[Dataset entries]

※

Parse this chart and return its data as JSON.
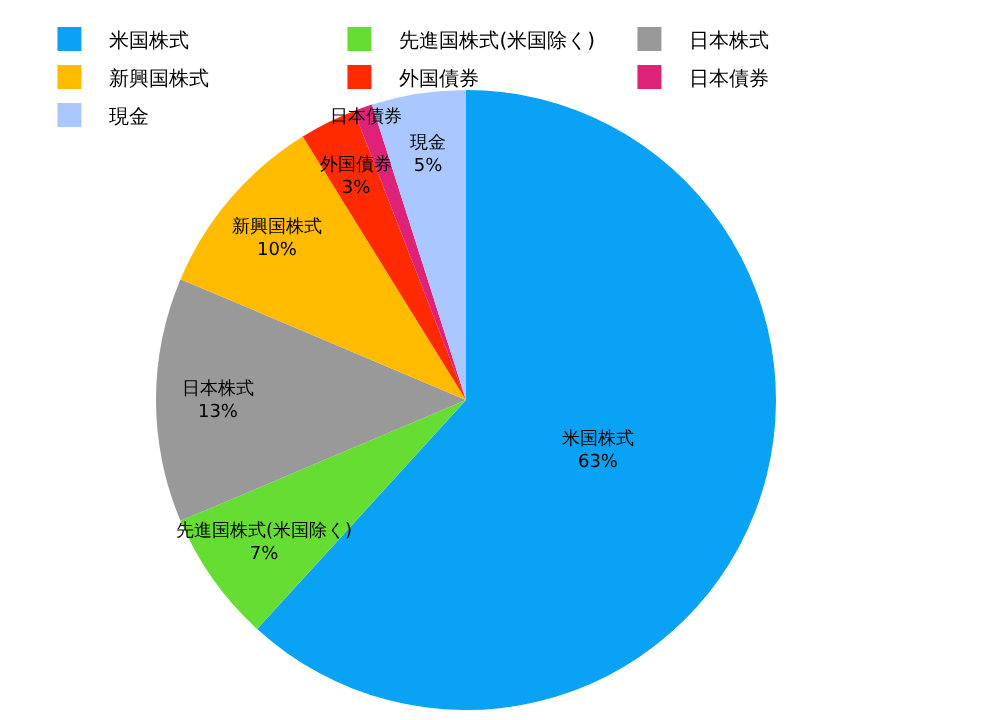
{
  "chart_data": {
    "type": "pie",
    "categories": [
      "米国株式",
      "先進国株式(米国除く)",
      "日本株式",
      "新興国株式",
      "外国債券",
      "日本債券",
      "現金"
    ],
    "values": [
      63,
      7,
      13,
      10,
      3,
      1,
      5
    ],
    "colors": [
      "#0aa2f5",
      "#66dd33",
      "#999999",
      "#ffbb00",
      "#ff2a00",
      "#dd2277",
      "#aac8ff"
    ],
    "value_labels": [
      "63%",
      "7%",
      "13%",
      "10%",
      "3%",
      null,
      "5%"
    ],
    "legend": "top"
  }
}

※

◆ DIRECTIONS ◆
Make an exact copy of the whole listing, but don't bring over any pictures.

◆ REPLY ◆
Parse this chart and return its data as JSON.
{
  "chart_data": {
    "type": "pie",
    "categories": [
      "米国株式",
      "先進国株式(米国除く)",
      "日本株式",
      "新興国株式",
      "外国債券",
      "日本債券",
      "現金"
    ],
    "values": [
      63,
      7,
      13,
      10,
      3,
      1,
      5
    ],
    "colors": [
      "#0aa2f5",
      "#66dd33",
      "#999999",
      "#ffbb00",
      "#ff2a00",
      "#dd2277",
      "#aac8ff"
    ],
    "value_labels": [
      "63%",
      "7%",
      "13%",
      "10%",
      "3%",
      null,
      "5%"
    ],
    "legend": "top"
  }
}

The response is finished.